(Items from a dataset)
______________________________

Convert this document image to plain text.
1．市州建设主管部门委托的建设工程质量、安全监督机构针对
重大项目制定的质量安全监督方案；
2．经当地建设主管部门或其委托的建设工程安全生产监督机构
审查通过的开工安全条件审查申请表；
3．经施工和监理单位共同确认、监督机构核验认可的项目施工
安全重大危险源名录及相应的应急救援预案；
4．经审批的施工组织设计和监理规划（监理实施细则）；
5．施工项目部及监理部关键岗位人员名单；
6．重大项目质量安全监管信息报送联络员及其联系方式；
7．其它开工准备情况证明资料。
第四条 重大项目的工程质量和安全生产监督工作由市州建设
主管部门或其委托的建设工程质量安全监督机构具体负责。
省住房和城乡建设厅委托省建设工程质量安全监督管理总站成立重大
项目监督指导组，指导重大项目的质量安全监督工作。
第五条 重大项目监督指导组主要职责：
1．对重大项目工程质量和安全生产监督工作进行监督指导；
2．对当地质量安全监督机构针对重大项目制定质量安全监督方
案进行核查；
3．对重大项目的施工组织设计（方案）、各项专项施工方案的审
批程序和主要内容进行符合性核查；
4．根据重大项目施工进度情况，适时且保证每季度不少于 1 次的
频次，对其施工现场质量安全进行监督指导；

______________________________

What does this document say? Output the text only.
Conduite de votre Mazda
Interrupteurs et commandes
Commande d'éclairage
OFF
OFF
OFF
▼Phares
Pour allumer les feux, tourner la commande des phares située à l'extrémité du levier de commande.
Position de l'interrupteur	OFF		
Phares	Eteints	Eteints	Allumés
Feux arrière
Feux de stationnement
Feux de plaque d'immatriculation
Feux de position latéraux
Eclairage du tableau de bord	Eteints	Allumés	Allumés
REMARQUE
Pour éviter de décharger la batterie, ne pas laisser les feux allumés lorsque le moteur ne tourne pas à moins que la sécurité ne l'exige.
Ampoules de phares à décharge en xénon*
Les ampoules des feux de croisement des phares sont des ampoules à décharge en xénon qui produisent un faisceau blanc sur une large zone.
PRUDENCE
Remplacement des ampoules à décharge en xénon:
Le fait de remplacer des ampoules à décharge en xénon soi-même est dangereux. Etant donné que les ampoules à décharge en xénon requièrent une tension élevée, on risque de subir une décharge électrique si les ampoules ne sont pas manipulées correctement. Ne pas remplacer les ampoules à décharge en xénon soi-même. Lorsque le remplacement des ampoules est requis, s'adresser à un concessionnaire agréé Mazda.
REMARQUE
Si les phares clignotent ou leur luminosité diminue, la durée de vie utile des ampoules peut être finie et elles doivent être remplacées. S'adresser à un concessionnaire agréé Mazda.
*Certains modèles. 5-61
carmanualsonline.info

______________________________

[Task to complete] Where a line above includes "sont", copy that line.

[Exercise response]
Les ampoules des feux de croisement des phares sont des ampoules à décharge en xénon qui produisent un faisceau blanc sur une large zone.
Le fait de remplacer des ampoules à décharge en xénon soi-même est dangereux. Etant donné que les ampoules à décharge en xénon requièrent une tension élevée, on risque de subir une décharge électrique si les ampoules ne sont pas manipulées correctement. Ne pas remplacer les ampoules à décharge en xénon soi-même. Lorsque le remplacement des ampoules est requis, s'adresser à un concessionnaire agréé Mazda.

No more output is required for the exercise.